[Begin]

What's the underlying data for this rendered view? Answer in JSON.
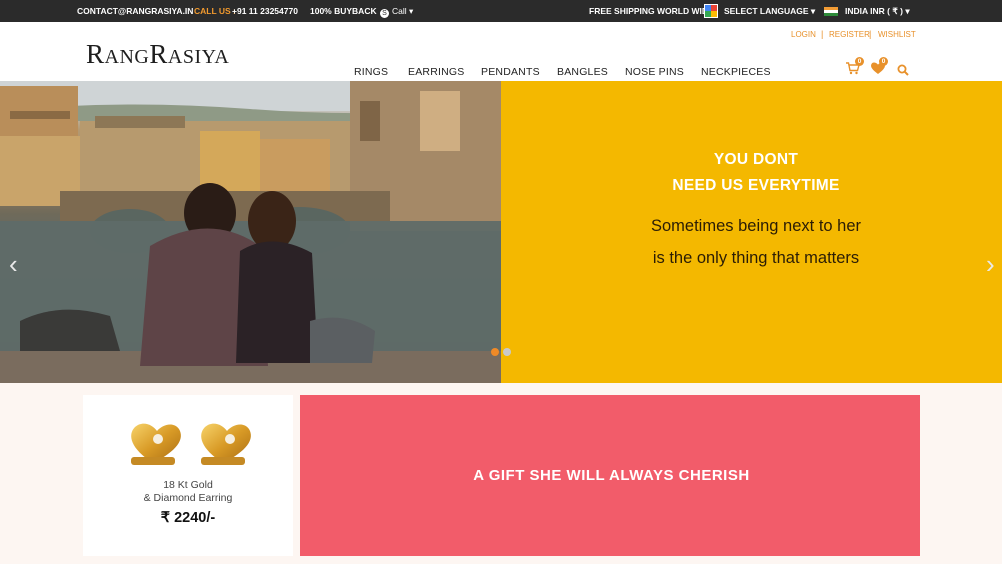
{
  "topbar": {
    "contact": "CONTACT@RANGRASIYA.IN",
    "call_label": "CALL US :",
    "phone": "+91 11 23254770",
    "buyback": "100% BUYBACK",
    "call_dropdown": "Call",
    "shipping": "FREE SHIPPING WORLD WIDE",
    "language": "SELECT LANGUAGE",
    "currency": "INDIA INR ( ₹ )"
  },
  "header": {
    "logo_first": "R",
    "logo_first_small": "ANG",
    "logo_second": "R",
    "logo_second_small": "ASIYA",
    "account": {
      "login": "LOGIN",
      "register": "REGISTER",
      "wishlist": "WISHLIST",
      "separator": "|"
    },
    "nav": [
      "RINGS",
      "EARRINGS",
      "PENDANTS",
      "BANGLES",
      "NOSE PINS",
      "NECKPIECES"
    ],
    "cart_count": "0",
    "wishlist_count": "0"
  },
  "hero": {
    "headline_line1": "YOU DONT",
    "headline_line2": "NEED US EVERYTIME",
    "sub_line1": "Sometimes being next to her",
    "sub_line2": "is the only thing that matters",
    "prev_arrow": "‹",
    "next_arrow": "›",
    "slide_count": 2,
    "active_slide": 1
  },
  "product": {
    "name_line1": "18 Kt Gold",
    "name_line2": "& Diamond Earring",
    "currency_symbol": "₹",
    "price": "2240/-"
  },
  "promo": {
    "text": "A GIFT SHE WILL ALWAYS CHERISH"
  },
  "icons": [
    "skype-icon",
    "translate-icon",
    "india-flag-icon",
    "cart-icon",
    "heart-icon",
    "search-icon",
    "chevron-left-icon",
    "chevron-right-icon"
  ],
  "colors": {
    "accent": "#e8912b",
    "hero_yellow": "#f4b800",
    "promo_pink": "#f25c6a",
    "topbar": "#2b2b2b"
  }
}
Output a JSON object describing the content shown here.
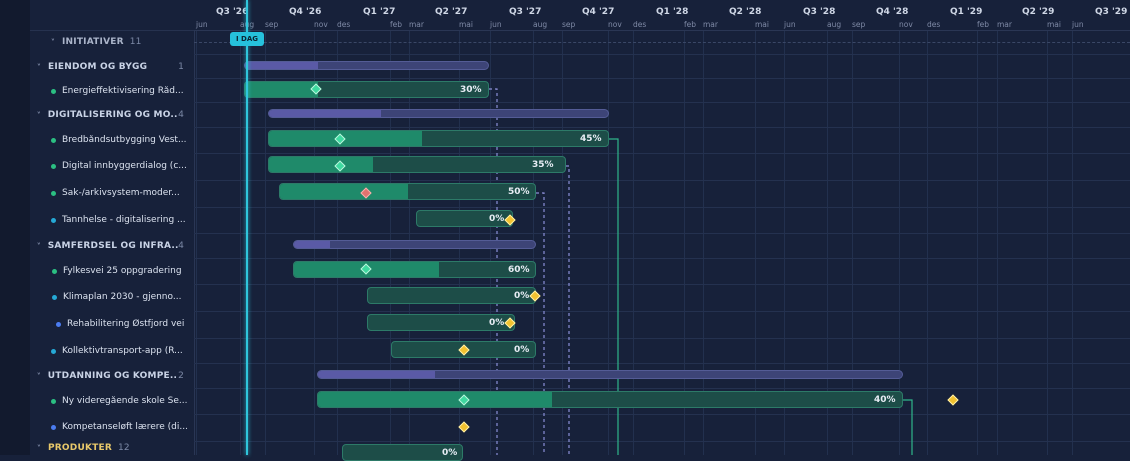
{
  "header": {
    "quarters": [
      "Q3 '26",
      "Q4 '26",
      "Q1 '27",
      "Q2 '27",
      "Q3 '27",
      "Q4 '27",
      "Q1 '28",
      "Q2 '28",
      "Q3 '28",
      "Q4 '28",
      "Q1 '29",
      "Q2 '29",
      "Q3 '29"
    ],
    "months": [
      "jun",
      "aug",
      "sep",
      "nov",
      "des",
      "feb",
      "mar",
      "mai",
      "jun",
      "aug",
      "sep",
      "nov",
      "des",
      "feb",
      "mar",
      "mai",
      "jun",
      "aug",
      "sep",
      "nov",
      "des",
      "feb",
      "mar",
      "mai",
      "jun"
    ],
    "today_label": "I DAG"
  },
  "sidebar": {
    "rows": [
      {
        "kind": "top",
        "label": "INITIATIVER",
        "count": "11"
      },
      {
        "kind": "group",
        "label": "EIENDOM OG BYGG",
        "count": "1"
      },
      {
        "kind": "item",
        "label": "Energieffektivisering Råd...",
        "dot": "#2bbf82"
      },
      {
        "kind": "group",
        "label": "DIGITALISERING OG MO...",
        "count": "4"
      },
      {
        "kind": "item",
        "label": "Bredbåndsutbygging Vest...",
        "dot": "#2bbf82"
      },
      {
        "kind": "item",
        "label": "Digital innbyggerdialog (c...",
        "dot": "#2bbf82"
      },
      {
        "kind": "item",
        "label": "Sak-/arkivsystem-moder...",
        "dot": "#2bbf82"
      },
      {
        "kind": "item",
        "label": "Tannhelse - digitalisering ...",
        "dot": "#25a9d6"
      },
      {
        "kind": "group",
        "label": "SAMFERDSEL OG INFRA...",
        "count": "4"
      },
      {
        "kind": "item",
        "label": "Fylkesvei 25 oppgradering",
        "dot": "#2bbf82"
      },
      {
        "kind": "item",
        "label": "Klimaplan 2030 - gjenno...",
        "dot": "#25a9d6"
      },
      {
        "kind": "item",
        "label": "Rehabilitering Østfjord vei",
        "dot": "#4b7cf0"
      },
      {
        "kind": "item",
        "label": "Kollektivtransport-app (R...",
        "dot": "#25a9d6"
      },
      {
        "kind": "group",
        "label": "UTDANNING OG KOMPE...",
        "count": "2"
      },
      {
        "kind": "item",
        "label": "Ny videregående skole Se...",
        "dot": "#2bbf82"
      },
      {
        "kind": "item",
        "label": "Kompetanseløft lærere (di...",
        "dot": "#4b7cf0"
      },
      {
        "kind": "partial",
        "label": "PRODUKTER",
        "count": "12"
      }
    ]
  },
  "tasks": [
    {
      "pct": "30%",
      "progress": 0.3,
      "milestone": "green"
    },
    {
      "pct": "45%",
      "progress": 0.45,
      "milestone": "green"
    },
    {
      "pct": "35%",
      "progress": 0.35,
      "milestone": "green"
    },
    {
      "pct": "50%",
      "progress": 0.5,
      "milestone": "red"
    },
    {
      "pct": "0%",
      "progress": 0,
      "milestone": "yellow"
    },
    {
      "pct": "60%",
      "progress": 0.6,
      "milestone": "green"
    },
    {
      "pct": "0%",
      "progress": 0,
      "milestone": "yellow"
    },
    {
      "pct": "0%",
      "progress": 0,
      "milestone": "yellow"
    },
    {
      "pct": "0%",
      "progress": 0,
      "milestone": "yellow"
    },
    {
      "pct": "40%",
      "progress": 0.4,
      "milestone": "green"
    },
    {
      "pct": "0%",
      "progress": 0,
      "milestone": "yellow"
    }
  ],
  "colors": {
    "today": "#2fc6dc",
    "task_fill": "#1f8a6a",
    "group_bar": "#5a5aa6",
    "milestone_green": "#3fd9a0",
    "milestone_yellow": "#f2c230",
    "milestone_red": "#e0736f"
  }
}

[End]

== Work required ==
Using the data above, print every line exactly, omitting pictures.

== Solution to the exercise ==
What's the underlying data for this rendered view? Answer in JSON.
{
  "topbar": {
    "contact": "CONTACT@RANGRASIYA.IN",
    "call_label": "CALL US :",
    "phone": "+91 11 23254770",
    "buyback": "100% BUYBACK",
    "call_dropdown": "Call",
    "shipping": "FREE SHIPPING WORLD WIDE",
    "language": "SELECT LANGUAGE",
    "currency": "INDIA INR ( ₹ )"
  },
  "header": {
    "logo_first": "R",
    "logo_first_small": "ANG",
    "logo_second": "R",
    "logo_second_small": "ASIYA",
    "account": {
      "login": "LOGIN",
      "register": "REGISTER",
      "wishlist": "WISHLIST",
      "separator": "|"
    },
    "nav": [
      "RINGS",
      "EARRINGS",
      "PENDANTS",
      "BANGLES",
      "NOSE PINS",
      "NECKPIECES"
    ],
    "cart_count": "0",
    "wishlist_count": "0"
  },
  "hero": {
    "headline_line1": "YOU DONT",
    "headline_line2": "NEED US EVERYTIME",
    "sub_line1": "Sometimes being next to her",
    "sub_line2": "is the only thing that matters",
    "prev_arrow": "‹",
    "next_arrow": "›",
    "slide_count": 2,
    "active_slide": 1
  },
  "product": {
    "name_line1": "18 Kt Gold",
    "name_line2": "& Diamond Earring",
    "currency_symbol": "₹",
    "price": "2240/-"
  },
  "promo": {
    "text": "A GIFT SHE WILL ALWAYS CHERISH"
  },
  "icons": [
    "skype-icon",
    "translate-icon",
    "india-flag-icon",
    "cart-icon",
    "heart-icon",
    "search-icon",
    "chevron-left-icon",
    "chevron-right-icon"
  ],
  "colors": {
    "accent": "#e8912b",
    "hero_yellow": "#f4b800",
    "promo_pink": "#f25c6a",
    "topbar": "#2b2b2b"
  }
}
Output a JSON object describing the content shown here.
{
  "header": {
    "quarters": [
      "Q3 '26",
      "Q4 '26",
      "Q1 '27",
      "Q2 '27",
      "Q3 '27",
      "Q4 '27",
      "Q1 '28",
      "Q2 '28",
      "Q3 '28",
      "Q4 '28",
      "Q1 '29",
      "Q2 '29",
      "Q3 '29"
    ],
    "months": [
      "jun",
      "aug",
      "sep",
      "nov",
      "des",
      "feb",
      "mar",
      "mai",
      "jun",
      "aug",
      "sep",
      "nov",
      "des",
      "feb",
      "mar",
      "mai",
      "jun",
      "aug",
      "sep",
      "nov",
      "des",
      "feb",
      "mar",
      "mai",
      "jun"
    ],
    "today_label": "I DAG"
  },
  "sidebar": {
    "rows": [
      {
        "kind": "top",
        "label": "INITIATIVER",
        "count": "11"
      },
      {
        "kind": "group",
        "label": "EIENDOM OG BYGG",
        "count": "1"
      },
      {
        "kind": "item",
        "label": "Energieffektivisering Råd...",
        "dot": "#2bbf82"
      },
      {
        "kind": "group",
        "label": "DIGITALISERING OG MO...",
        "count": "4"
      },
      {
        "kind": "item",
        "label": "Bredbåndsutbygging Vest...",
        "dot": "#2bbf82"
      },
      {
        "kind": "item",
        "label": "Digital innbyggerdialog (c...",
        "dot": "#2bbf82"
      },
      {
        "kind": "item",
        "label": "Sak-/arkivsystem-moder...",
        "dot": "#2bbf82"
      },
      {
        "kind": "item",
        "label": "Tannhelse - digitalisering ...",
        "dot": "#25a9d6"
      },
      {
        "kind": "group",
        "label": "SAMFERDSEL OG INFRA...",
        "count": "4"
      },
      {
        "kind": "item",
        "label": "Fylkesvei 25 oppgradering",
        "dot": "#2bbf82"
      },
      {
        "kind": "item",
        "label": "Klimaplan 2030 - gjenno...",
        "dot": "#25a9d6"
      },
      {
        "kind": "item",
        "label": "Rehabilitering Østfjord vei",
        "dot": "#4b7cf0"
      },
      {
        "kind": "item",
        "label": "Kollektivtransport-app (R...",
        "dot": "#25a9d6"
      },
      {
        "kind": "group",
        "label": "UTDANNING OG KOMPE...",
        "count": "2"
      },
      {
        "kind": "item",
        "label": "Ny videregående skole Se...",
        "dot": "#2bbf82"
      },
      {
        "kind": "item",
        "label": "Kompetanseløft lærere (di...",
        "dot": "#4b7cf0"
      },
      {
        "kind": "partial",
        "label": "PRODUKTER",
        "count": "12"
      }
    ]
  },
  "tasks": [
    {
      "pct": "30%",
      "progress": 0.3,
      "milestone": "green"
    },
    {
      "pct": "45%",
      "progress": 0.45,
      "milestone": "green"
    },
    {
      "pct": "35%",
      "progress": 0.35,
      "milestone": "green"
    },
    {
      "pct": "50%",
      "progress": 0.5,
      "milestone": "red"
    },
    {
      "pct": "0%",
      "progress": 0,
      "milestone": "yellow"
    },
    {
      "pct": "60%",
      "progress": 0.6,
      "milestone": "green"
    },
    {
      "pct": "0%",
      "progress": 0,
      "milestone": "yellow"
    },
    {
      "pct": "0%",
      "progress": 0,
      "milestone": "yellow"
    },
    {
      "pct": "0%",
      "progress": 0,
      "milestone": "yellow"
    },
    {
      "pct": "40%",
      "progress": 0.4,
      "milestone": "green"
    },
    {
      "pct": "0%",
      "progress": 0,
      "milestone": "yellow"
    }
  ],
  "colors": {
    "today": "#2fc6dc",
    "task_fill": "#1f8a6a",
    "group_bar": "#5a5aa6",
    "milestone_green": "#3fd9a0",
    "milestone_yellow": "#f2c230",
    "milestone_red": "#e0736f"
  }
}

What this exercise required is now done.